What you need to do.
Quote all of the data exactly as given. Skip every picture it contains.

[Figure collection entries]
★ ★ ★ ★

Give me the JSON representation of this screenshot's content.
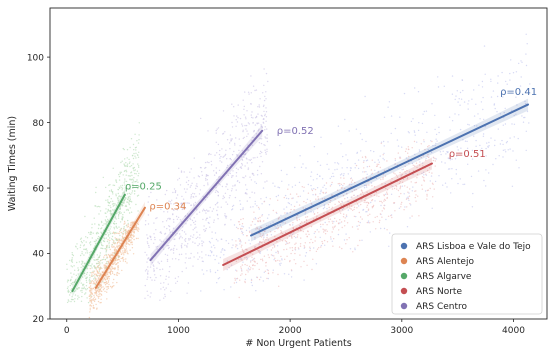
{
  "chart_data": {
    "type": "scatter",
    "xlabel": "# Non Urgent Patients",
    "ylabel": "Waiting Times (min)",
    "xlim": [
      -150,
      4300
    ],
    "ylim": [
      20,
      115
    ],
    "xticks": [
      0,
      1000,
      2000,
      3000,
      4000
    ],
    "yticks": [
      20,
      40,
      60,
      80,
      100
    ],
    "grid": false,
    "legend_position": "bottom-right",
    "series": [
      {
        "name": "ARS Lisboa e Vale do Tejo",
        "color": "#4c72b0",
        "scatter_color": "#c9cdf0",
        "fit_line": {
          "x": [
            1650,
            4130
          ],
          "y": [
            45.5,
            85.5
          ]
        },
        "annotation": {
          "text": "ρ=0.41",
          "x": 3880,
          "y": 88.5
        },
        "cloud": {
          "x_range": [
            1200,
            4150
          ],
          "y_range": [
            28,
            110
          ]
        }
      },
      {
        "name": "ARS Alentejo",
        "color": "#dd8452",
        "scatter_color": "#f3c8a8",
        "fit_line": {
          "x": [
            260,
            700
          ],
          "y": [
            29.5,
            54
          ]
        },
        "annotation": {
          "text": "ρ=0.34",
          "x": 740,
          "y": 53.5
        },
        "cloud": {
          "x_range": [
            200,
            650
          ],
          "y_range": [
            20,
            50
          ]
        }
      },
      {
        "name": "ARS Algarve",
        "color": "#55a868",
        "scatter_color": "#bfe0bf",
        "fit_line": {
          "x": [
            50,
            520
          ],
          "y": [
            28.5,
            58
          ]
        },
        "annotation": {
          "text": "ρ=0.25",
          "x": 520,
          "y": 59.5
        },
        "cloud": {
          "x_range": [
            0,
            650
          ],
          "y_range": [
            25,
            80
          ]
        }
      },
      {
        "name": "ARS Norte",
        "color": "#c44e52",
        "scatter_color": "#f0c4c4",
        "fit_line": {
          "x": [
            1400,
            3270
          ],
          "y": [
            36.5,
            67.5
          ]
        },
        "annotation": {
          "text": "ρ=0.51",
          "x": 3420,
          "y": 69.5
        },
        "cloud": {
          "x_range": [
            1500,
            3300
          ],
          "y_range": [
            25,
            75
          ]
        }
      },
      {
        "name": "ARS Centro",
        "color": "#8172b3",
        "scatter_color": "#d2cbe8",
        "fit_line": {
          "x": [
            750,
            1750
          ],
          "y": [
            38,
            77.5
          ]
        },
        "annotation": {
          "text": "ρ=0.52",
          "x": 1880,
          "y": 76.5
        },
        "cloud": {
          "x_range": [
            700,
            1800
          ],
          "y_range": [
            25,
            105
          ]
        }
      }
    ]
  }
}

★ ★ ★ ★

Solution to this problem.
Give me the JSON representation of this screenshot's content.
{
  "chart_data": {
    "type": "scatter",
    "xlabel": "# Non Urgent Patients",
    "ylabel": "Waiting Times (min)",
    "xlim": [
      -150,
      4300
    ],
    "ylim": [
      20,
      115
    ],
    "xticks": [
      0,
      1000,
      2000,
      3000,
      4000
    ],
    "yticks": [
      20,
      40,
      60,
      80,
      100
    ],
    "grid": false,
    "legend_position": "bottom-right",
    "series": [
      {
        "name": "ARS Lisboa e Vale do Tejo",
        "color": "#4c72b0",
        "scatter_color": "#c9cdf0",
        "fit_line": {
          "x": [
            1650,
            4130
          ],
          "y": [
            45.5,
            85.5
          ]
        },
        "annotation": {
          "text": "ρ=0.41",
          "x": 3880,
          "y": 88.5
        },
        "cloud": {
          "x_range": [
            1200,
            4150
          ],
          "y_range": [
            28,
            110
          ]
        }
      },
      {
        "name": "ARS Alentejo",
        "color": "#dd8452",
        "scatter_color": "#f3c8a8",
        "fit_line": {
          "x": [
            260,
            700
          ],
          "y": [
            29.5,
            54
          ]
        },
        "annotation": {
          "text": "ρ=0.34",
          "x": 740,
          "y": 53.5
        },
        "cloud": {
          "x_range": [
            200,
            650
          ],
          "y_range": [
            20,
            50
          ]
        }
      },
      {
        "name": "ARS Algarve",
        "color": "#55a868",
        "scatter_color": "#bfe0bf",
        "fit_line": {
          "x": [
            50,
            520
          ],
          "y": [
            28.5,
            58
          ]
        },
        "annotation": {
          "text": "ρ=0.25",
          "x": 520,
          "y": 59.5
        },
        "cloud": {
          "x_range": [
            0,
            650
          ],
          "y_range": [
            25,
            80
          ]
        }
      },
      {
        "name": "ARS Norte",
        "color": "#c44e52",
        "scatter_color": "#f0c4c4",
        "fit_line": {
          "x": [
            1400,
            3270
          ],
          "y": [
            36.5,
            67.5
          ]
        },
        "annotation": {
          "text": "ρ=0.51",
          "x": 3420,
          "y": 69.5
        },
        "cloud": {
          "x_range": [
            1500,
            3300
          ],
          "y_range": [
            25,
            75
          ]
        }
      },
      {
        "name": "ARS Centro",
        "color": "#8172b3",
        "scatter_color": "#d2cbe8",
        "fit_line": {
          "x": [
            750,
            1750
          ],
          "y": [
            38,
            77.5
          ]
        },
        "annotation": {
          "text": "ρ=0.52",
          "x": 1880,
          "y": 76.5
        },
        "cloud": {
          "x_range": [
            700,
            1800
          ],
          "y_range": [
            25,
            105
          ]
        }
      }
    ]
  }
}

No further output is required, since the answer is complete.